=== WRITTEN PROBLEM ===
All of the lines below are to be transcribed faithfully, with pictures excluded from the copy.

## Start

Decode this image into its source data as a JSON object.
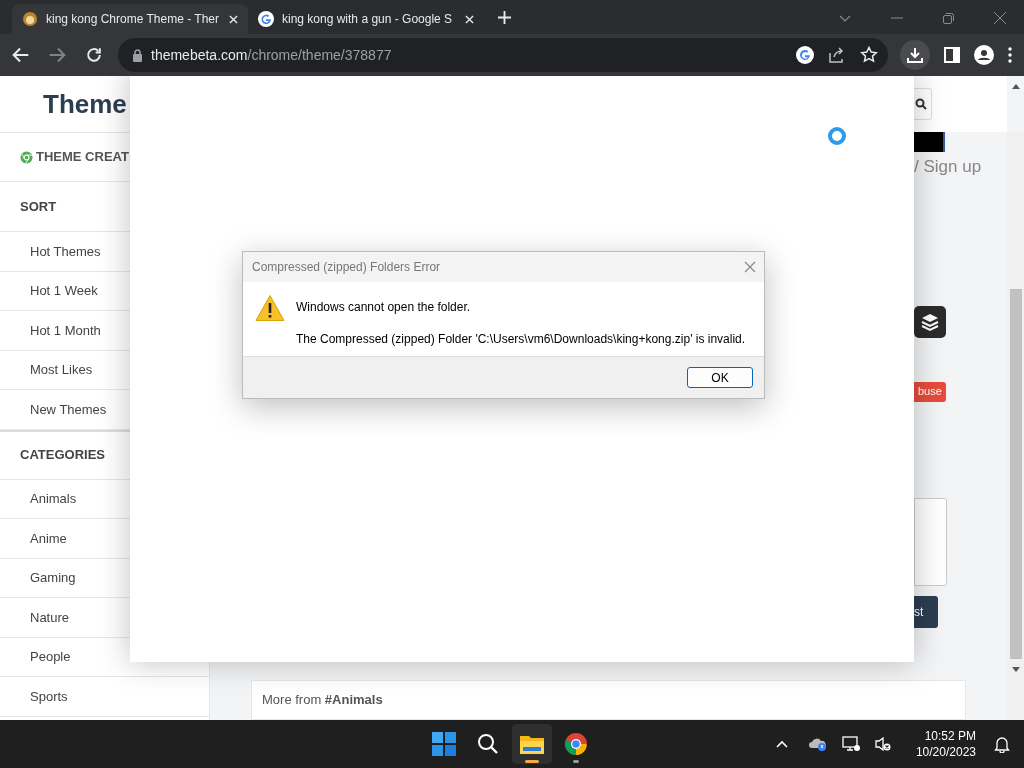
{
  "browser": {
    "tabs": [
      {
        "kind": "site",
        "title": "king kong Chrome Theme - Ther",
        "selected": true
      },
      {
        "kind": "google",
        "title": "king kong with a gun - Google S",
        "selected": false
      }
    ],
    "address": {
      "host": "themebeta.com",
      "path": "/chrome/theme/378877"
    }
  },
  "page": {
    "logo": "Theme",
    "theme_creator": "THEME CREAT",
    "sort": {
      "heading": "SORT",
      "items": [
        "Hot Themes",
        "Hot 1 Week",
        "Hot 1 Month",
        "Most Likes",
        "New Themes"
      ]
    },
    "categories": {
      "heading": "CATEGORIES",
      "items": [
        "Animals",
        "Anime",
        "Gaming",
        "Nature",
        "People",
        "Sports"
      ]
    },
    "sign_up": "/ Sign up",
    "report_button": "buse",
    "submit_button": "st",
    "more_from": "More from **#Animals**"
  },
  "dialog": {
    "title": "Compressed (zipped) Folders Error",
    "heading": "Windows cannot open the folder.",
    "message": "The Compressed (zipped) Folder 'C:\\Users\\vm6\\Downloads\\king+kong.zip' is invalid.",
    "button": "OK"
  },
  "taskbar": {
    "apps": [
      {
        "kind": "start",
        "selected": false,
        "running": false
      },
      {
        "kind": "search",
        "selected": false,
        "running": false
      },
      {
        "kind": "explorer",
        "selected": true,
        "running": true
      },
      {
        "kind": "chrome",
        "selected": false,
        "running": true
      }
    ],
    "time": "10:52 PM",
    "date": "10/20/2023"
  }
}
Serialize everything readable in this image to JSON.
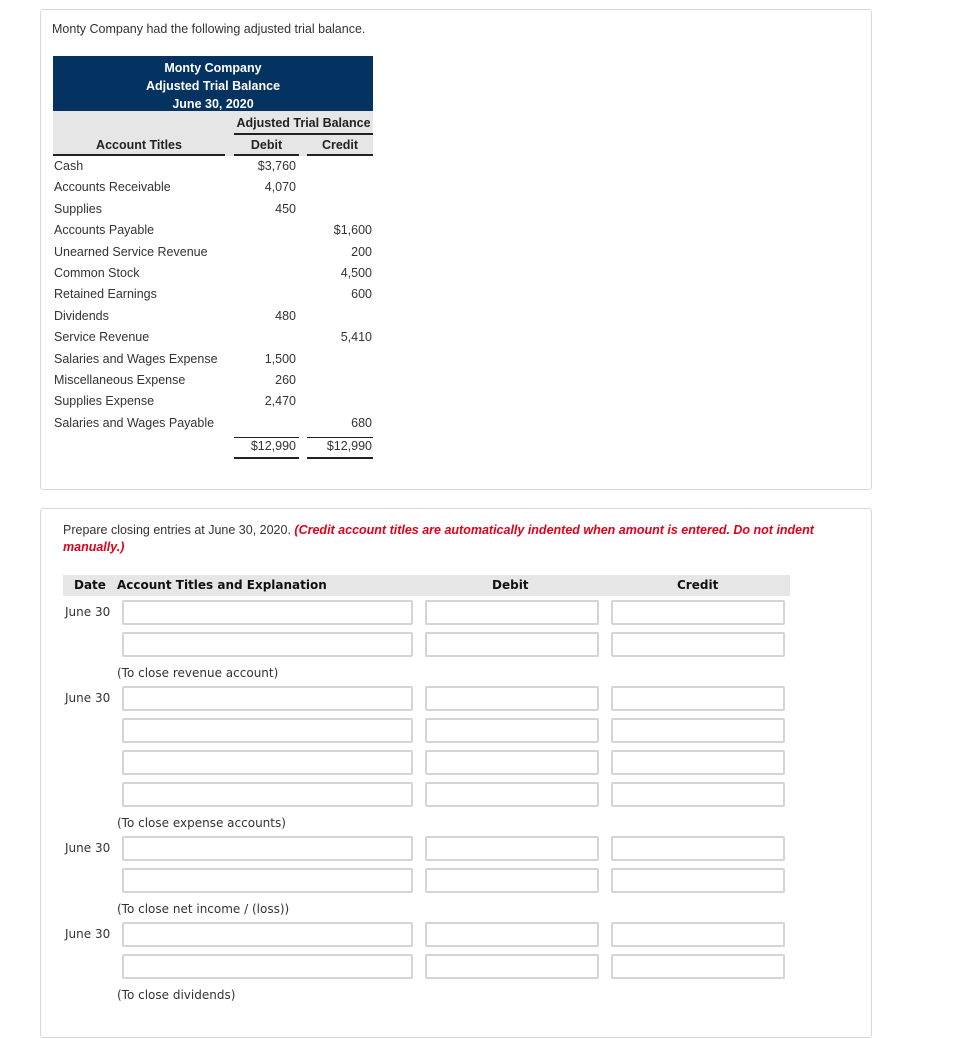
{
  "intro": "Monty Company had the following adjusted trial balance.",
  "trial_balance": {
    "company": "Monty Company",
    "title": "Adjusted Trial Balance",
    "date": "June 30, 2020",
    "group_header": "Adjusted Trial Balance",
    "col_account": "Account Titles",
    "col_debit": "Debit",
    "col_credit": "Credit",
    "rows": [
      {
        "account": "Cash",
        "debit": "$3,760",
        "credit": ""
      },
      {
        "account": "Accounts Receivable",
        "debit": "4,070",
        "credit": ""
      },
      {
        "account": "Supplies",
        "debit": "450",
        "credit": ""
      },
      {
        "account": "Accounts Payable",
        "debit": "",
        "credit": "$1,600"
      },
      {
        "account": "Unearned Service Revenue",
        "debit": "",
        "credit": "200"
      },
      {
        "account": "Common Stock",
        "debit": "",
        "credit": "4,500"
      },
      {
        "account": "Retained Earnings",
        "debit": "",
        "credit": "600"
      },
      {
        "account": "Dividends",
        "debit": "480",
        "credit": ""
      },
      {
        "account": "Service Revenue",
        "debit": "",
        "credit": "5,410"
      },
      {
        "account": "Salaries and Wages Expense",
        "debit": "1,500",
        "credit": ""
      },
      {
        "account": "Miscellaneous Expense",
        "debit": "260",
        "credit": ""
      },
      {
        "account": "Supplies Expense",
        "debit": "2,470",
        "credit": ""
      },
      {
        "account": "Salaries and Wages Payable",
        "debit": "",
        "credit": "680"
      }
    ],
    "total_debit": "$12,990",
    "total_credit": "$12,990"
  },
  "question": {
    "instruction": "Prepare closing entries at June 30, 2020.",
    "note": "(Credit account titles are automatically indented when amount is entered. Do not indent manually.)"
  },
  "journal": {
    "headers": {
      "date": "Date",
      "account": "Account Titles and Explanation",
      "debit": "Debit",
      "credit": "Credit"
    },
    "entries": [
      {
        "date": "June 30",
        "explanation": "(To close revenue account)",
        "lines": [
          {
            "account": "",
            "debit": "",
            "credit": ""
          },
          {
            "account": "",
            "debit": "",
            "credit": ""
          }
        ]
      },
      {
        "date": "June 30",
        "explanation": "(To close expense accounts)",
        "lines": [
          {
            "account": "",
            "debit": "",
            "credit": ""
          },
          {
            "account": "",
            "debit": "",
            "credit": ""
          },
          {
            "account": "",
            "debit": "",
            "credit": ""
          },
          {
            "account": "",
            "debit": "",
            "credit": ""
          }
        ]
      },
      {
        "date": "June 30",
        "explanation": "(To close net income / (loss))",
        "lines": [
          {
            "account": "",
            "debit": "",
            "credit": ""
          },
          {
            "account": "",
            "debit": "",
            "credit": ""
          }
        ]
      },
      {
        "date": "June 30",
        "explanation": "(To close dividends)",
        "lines": [
          {
            "account": "",
            "debit": "",
            "credit": ""
          },
          {
            "account": "",
            "debit": "",
            "credit": ""
          }
        ]
      }
    ]
  },
  "colors": {
    "header_navy": "#043361",
    "note_red": "#e0001b",
    "header_gray": "#e6e6e6"
  }
}
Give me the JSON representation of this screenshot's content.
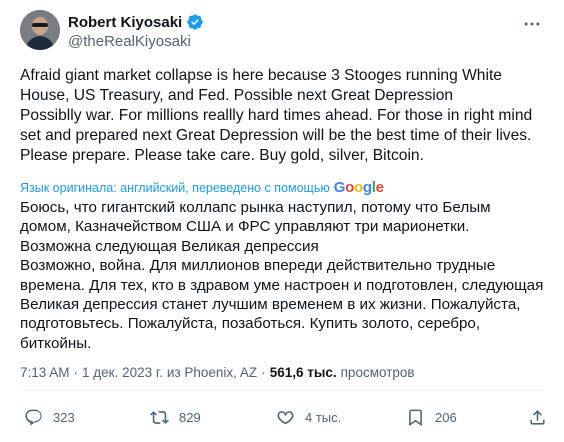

## End

=== RESULT FOR THIS EXERCISE ===
Decode this image into its source data as a JSON object.
{
  "browser": {
    "tabs": [
      {
        "kind": "site",
        "title": "king kong Chrome Theme - Ther",
        "selected": true
      },
      {
        "kind": "google",
        "title": "king kong with a gun - Google S",
        "selected": false
      }
    ],
    "address": {
      "host": "themebeta.com",
      "path": "/chrome/theme/378877"
    }
  },
  "page": {
    "logo": "Theme",
    "theme_creator": "THEME CREAT",
    "sort": {
      "heading": "SORT",
      "items": [
        "Hot Themes",
        "Hot 1 Week",
        "Hot 1 Month",
        "Most Likes",
        "New Themes"
      ]
    },
    "categories": {
      "heading": "CATEGORIES",
      "items": [
        "Animals",
        "Anime",
        "Gaming",
        "Nature",
        "People",
        "Sports"
      ]
    },
    "sign_up": "/ Sign up",
    "report_button": "buse",
    "submit_button": "st",
    "more_from": "More from **#Animals**"
  },
  "dialog": {
    "title": "Compressed (zipped) Folders Error",
    "heading": "Windows cannot open the folder.",
    "message": "The Compressed (zipped) Folder 'C:\\Users\\vm6\\Downloads\\king+kong.zip' is invalid.",
    "button": "OK"
  },
  "taskbar": {
    "apps": [
      {
        "kind": "start",
        "selected": false,
        "running": false
      },
      {
        "kind": "search",
        "selected": false,
        "running": false
      },
      {
        "kind": "explorer",
        "selected": true,
        "running": true
      },
      {
        "kind": "chrome",
        "selected": false,
        "running": true
      }
    ],
    "time": "10:52 PM",
    "date": "10/20/2023"
  }
}
Serialize everything readable in this image to JSON.
{
  "intro": "Monty Company had the following adjusted trial balance.",
  "trial_balance": {
    "company": "Monty Company",
    "title": "Adjusted Trial Balance",
    "date": "June 30, 2020",
    "group_header": "Adjusted Trial Balance",
    "col_account": "Account Titles",
    "col_debit": "Debit",
    "col_credit": "Credit",
    "rows": [
      {
        "account": "Cash",
        "debit": "$3,760",
        "credit": ""
      },
      {
        "account": "Accounts Receivable",
        "debit": "4,070",
        "credit": ""
      },
      {
        "account": "Supplies",
        "debit": "450",
        "credit": ""
      },
      {
        "account": "Accounts Payable",
        "debit": "",
        "credit": "$1,600"
      },
      {
        "account": "Unearned Service Revenue",
        "debit": "",
        "credit": "200"
      },
      {
        "account": "Common Stock",
        "debit": "",
        "credit": "4,500"
      },
      {
        "account": "Retained Earnings",
        "debit": "",
        "credit": "600"
      },
      {
        "account": "Dividends",
        "debit": "480",
        "credit": ""
      },
      {
        "account": "Service Revenue",
        "debit": "",
        "credit": "5,410"
      },
      {
        "account": "Salaries and Wages Expense",
        "debit": "1,500",
        "credit": ""
      },
      {
        "account": "Miscellaneous Expense",
        "debit": "260",
        "credit": ""
      },
      {
        "account": "Supplies Expense",
        "debit": "2,470",
        "credit": ""
      },
      {
        "account": "Salaries and Wages Payable",
        "debit": "",
        "credit": "680"
      }
    ],
    "total_debit": "$12,990",
    "total_credit": "$12,990"
  },
  "question": {
    "instruction": "Prepare closing entries at June 30, 2020.",
    "note": "(Credit account titles are automatically indented when amount is entered. Do not indent manually.)"
  },
  "journal": {
    "headers": {
      "date": "Date",
      "account": "Account Titles and Explanation",
      "debit": "Debit",
      "credit": "Credit"
    },
    "entries": [
      {
        "date": "June 30",
        "explanation": "(To close revenue account)",
        "lines": [
          {
            "account": "",
            "debit": "",
            "credit": ""
          },
          {
            "account": "",
            "debit": "",
            "credit": ""
          }
        ]
      },
      {
        "date": "June 30",
        "explanation": "(To close expense accounts)",
        "lines": [
          {
            "account": "",
            "debit": "",
            "credit": ""
          },
          {
            "account": "",
            "debit": "",
            "credit": ""
          },
          {
            "account": "",
            "debit": "",
            "credit": ""
          },
          {
            "account": "",
            "debit": "",
            "credit": ""
          }
        ]
      },
      {
        "date": "June 30",
        "explanation": "(To close net income / (loss))",
        "lines": [
          {
            "account": "",
            "debit": "",
            "credit": ""
          },
          {
            "account": "",
            "debit": "",
            "credit": ""
          }
        ]
      },
      {
        "date": "June 30",
        "explanation": "(To close dividends)",
        "lines": [
          {
            "account": "",
            "debit": "",
            "credit": ""
          },
          {
            "account": "",
            "debit": "",
            "credit": ""
          }
        ]
      }
    ]
  },
  "colors": {
    "header_navy": "#043361",
    "note_red": "#e0001b",
    "header_gray": "#e6e6e6"
  }
}
Give me the JSON representation of this screenshot's content.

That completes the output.